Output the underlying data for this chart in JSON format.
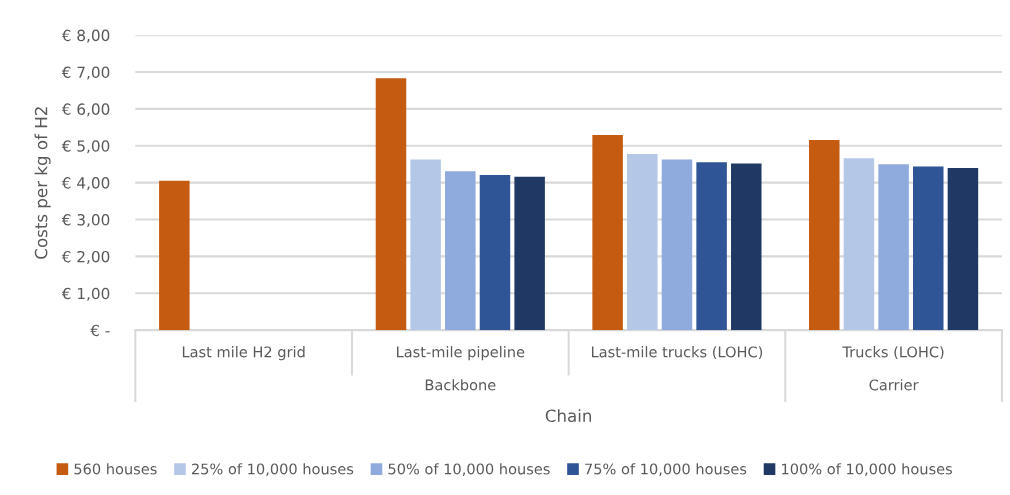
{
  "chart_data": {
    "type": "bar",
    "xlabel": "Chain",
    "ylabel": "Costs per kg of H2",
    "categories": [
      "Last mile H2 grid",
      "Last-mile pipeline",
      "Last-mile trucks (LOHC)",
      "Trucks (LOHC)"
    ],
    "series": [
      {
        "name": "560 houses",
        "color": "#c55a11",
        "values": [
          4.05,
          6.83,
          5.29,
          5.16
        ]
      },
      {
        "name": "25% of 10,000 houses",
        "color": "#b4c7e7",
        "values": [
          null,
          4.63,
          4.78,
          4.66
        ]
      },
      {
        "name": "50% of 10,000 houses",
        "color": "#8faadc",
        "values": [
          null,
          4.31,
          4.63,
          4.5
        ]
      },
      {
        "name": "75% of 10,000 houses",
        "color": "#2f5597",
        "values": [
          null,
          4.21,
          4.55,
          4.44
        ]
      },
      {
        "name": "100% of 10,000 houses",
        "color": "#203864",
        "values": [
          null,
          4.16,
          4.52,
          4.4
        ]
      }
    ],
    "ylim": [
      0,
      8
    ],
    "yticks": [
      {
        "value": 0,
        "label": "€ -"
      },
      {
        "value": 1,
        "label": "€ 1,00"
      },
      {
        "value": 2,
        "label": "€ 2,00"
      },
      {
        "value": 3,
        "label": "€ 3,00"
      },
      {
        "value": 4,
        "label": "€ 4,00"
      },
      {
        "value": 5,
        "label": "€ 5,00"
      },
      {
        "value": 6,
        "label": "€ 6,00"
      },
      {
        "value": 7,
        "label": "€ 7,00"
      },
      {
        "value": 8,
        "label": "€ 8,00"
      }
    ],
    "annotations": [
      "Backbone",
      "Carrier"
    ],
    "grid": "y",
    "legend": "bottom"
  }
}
□ □ □ □ □ □ □
» What to work on: Transcribe the records verbatim and omit the images.

» Answer to the task:
Output the underlying data for this chart in JSON format.
{
  "chart_data": {
    "type": "bar",
    "xlabel": "Chain",
    "ylabel": "Costs per kg of H2",
    "categories": [
      "Last mile H2 grid",
      "Last-mile pipeline",
      "Last-mile trucks (LOHC)",
      "Trucks (LOHC)"
    ],
    "series": [
      {
        "name": "560 houses",
        "color": "#c55a11",
        "values": [
          4.05,
          6.83,
          5.29,
          5.16
        ]
      },
      {
        "name": "25% of 10,000 houses",
        "color": "#b4c7e7",
        "values": [
          null,
          4.63,
          4.78,
          4.66
        ]
      },
      {
        "name": "50% of 10,000 houses",
        "color": "#8faadc",
        "values": [
          null,
          4.31,
          4.63,
          4.5
        ]
      },
      {
        "name": "75% of 10,000 houses",
        "color": "#2f5597",
        "values": [
          null,
          4.21,
          4.55,
          4.44
        ]
      },
      {
        "name": "100% of 10,000 houses",
        "color": "#203864",
        "values": [
          null,
          4.16,
          4.52,
          4.4
        ]
      }
    ],
    "ylim": [
      0,
      8
    ],
    "yticks": [
      {
        "value": 0,
        "label": "€ -"
      },
      {
        "value": 1,
        "label": "€ 1,00"
      },
      {
        "value": 2,
        "label": "€ 2,00"
      },
      {
        "value": 3,
        "label": "€ 3,00"
      },
      {
        "value": 4,
        "label": "€ 4,00"
      },
      {
        "value": 5,
        "label": "€ 5,00"
      },
      {
        "value": 6,
        "label": "€ 6,00"
      },
      {
        "value": 7,
        "label": "€ 7,00"
      },
      {
        "value": 8,
        "label": "€ 8,00"
      }
    ],
    "annotations": [
      "Backbone",
      "Carrier"
    ],
    "grid": "y",
    "legend": "bottom"
  }
}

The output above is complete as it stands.